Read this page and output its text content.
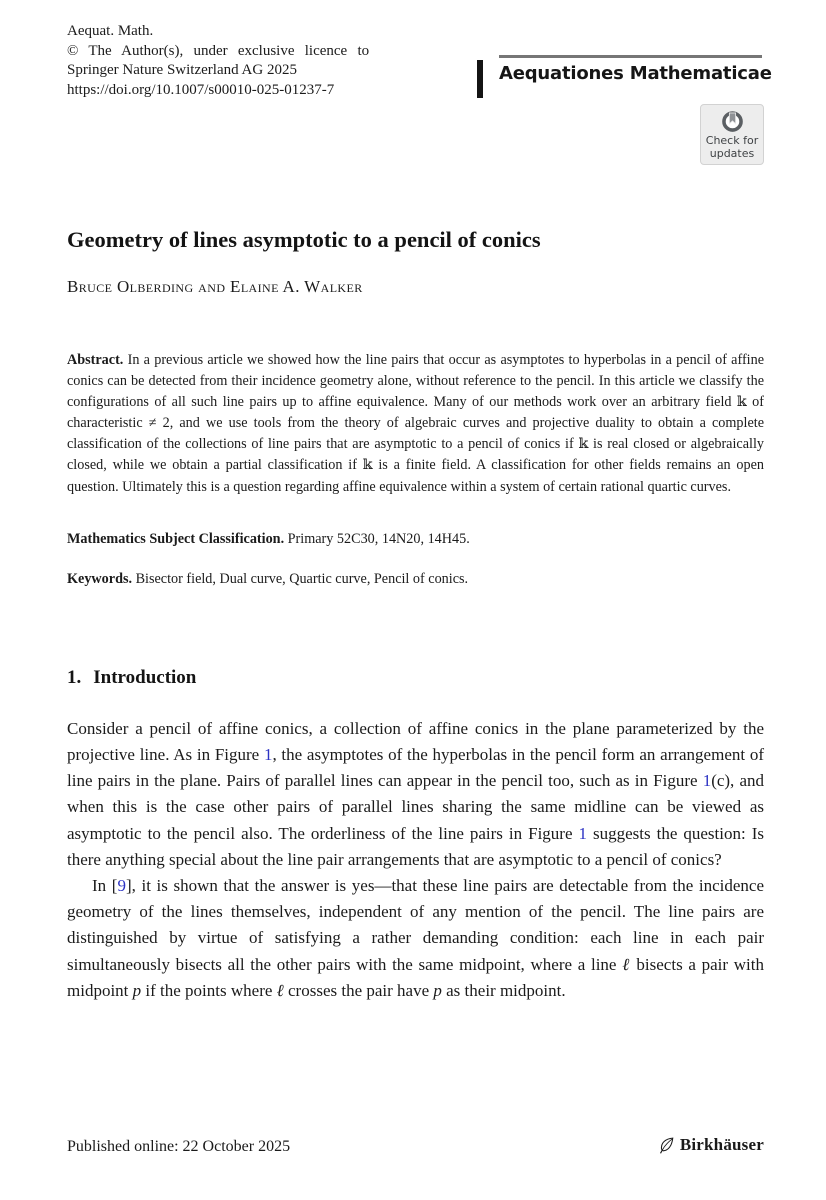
Aequat. Math.
© The Author(s), under exclusive licence to
Springer Nature Switzerland AG 2025
https://doi.org/10.1007/s00010-025-01237-7
Aequationes Mathematicae
Check for
updates
Geometry of lines asymptotic to a pencil of conics
Bruce Olberding and Elaine A. Walker

Abstract. In a previous article we showed how the line pairs that occur as asymptotes to hyperbolas in a pencil of affine conics can be detected from their incidence geometry alone, without reference to the pencil. In this article we classify the configurations of all such line pairs up to affine equivalence. Many of our methods work over an arbitrary field 𝕜 of characteristic ≠ 2, and we use tools from the theory of algebraic curves and projective duality to obtain a complete classification of the collections of line pairs that are asymptotic to a pencil of conics if 𝕜 is real closed or algebraically closed, while we obtain a partial classification if 𝕜 is a finite field. A classification for other fields remains an open question. Ultimately this is a question regarding affine equivalence within a system of certain rational quartic curves.

Mathematics Subject Classification. Primary 52C30, 14N20, 14H45.

Keywords. Bisector field, Dual curve, Quartic curve, Pencil of conics.

1. Introduction

Consider a pencil of affine conics, a collection of affine conics in the plane parameterized by the projective line. As in Figure 1, the asymptotes of the hyperbolas in the pencil form an arrangement of line pairs in the plane. Pairs of parallel lines can appear in the pencil too, such as in Figure 1(c), and when this is the case other pairs of parallel lines sharing the same midline can be viewed as asymptotic to the pencil also. The orderliness of the line pairs in Figure 1 suggests the question: Is there anything special about the line pair arrangements that are asymptotic to a pencil of conics?

In [9], it is shown that the answer is yes—that these line pairs are detectable from the incidence geometry of the lines themselves, independent of any mention of the pencil. The line pairs are distinguished by virtue of satisfying a rather demanding condition: each line in each pair simultaneously bisects all the other pairs with the same midpoint, where a line ℓ bisects a pair with midpoint p if the points where ℓ crosses the pair have p as their midpoint.

Published online: 22 October 2025	Birkhäuser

__Exercise prompt__
Give every line back word for word and leave the pictures out.

__Response below__
Read this page and output its text content.
Aequat. Math.
© The Author(s), under exclusive licence to
Springer Nature Switzerland AG 2025
https://doi.org/10.1007/s00010-025-01237-7
Aequationes Mathematicae
Check for
updates
Geometry of lines asymptotic to a pencil of conics
Bruce Olberding and Elaine A. Walker

Abstract. In a previous article we showed how the line pairs that occur as asymptotes to hyperbolas in a pencil of affine conics can be detected from their incidence geometry alone, without reference to the pencil. In this article we classify the configurations of all such line pairs up to affine equivalence. Many of our methods work over an arbitrary field 𝕜 of characteristic ≠ 2, and we use tools from the theory of algebraic curves and projective duality to obtain a complete classification of the collections of line pairs that are asymptotic to a pencil of conics if 𝕜 is real closed or algebraically closed, while we obtain a partial classification if 𝕜 is a finite field. A classification for other fields remains an open question. Ultimately this is a question regarding affine equivalence within a system of certain rational quartic curves.

Mathematics Subject Classification. Primary 52C30, 14N20, 14H45.

Keywords. Bisector field, Dual curve, Quartic curve, Pencil of conics.

1. Introduction

Consider a pencil of affine conics, a collection of affine conics in the plane parameterized by the projective line. As in Figure 1, the asymptotes of the hyperbolas in the pencil form an arrangement of line pairs in the plane. Pairs of parallel lines can appear in the pencil too, such as in Figure 1(c), and when this is the case other pairs of parallel lines sharing the same midline can be viewed as asymptotic to the pencil also. The orderliness of the line pairs in Figure 1 suggests the question: Is there anything special about the line pair arrangements that are asymptotic to a pencil of conics?

In [9], it is shown that the answer is yes—that these line pairs are detectable from the incidence geometry of the lines themselves, independent of any mention of the pencil. The line pairs are distinguished by virtue of satisfying a rather demanding condition: each line in each pair simultaneously bisects all the other pairs with the same midpoint, where a line ℓ bisects a pair with midpoint p if the points where ℓ crosses the pair have p as their midpoint.

Published online: 22 October 2025	Birkhäuser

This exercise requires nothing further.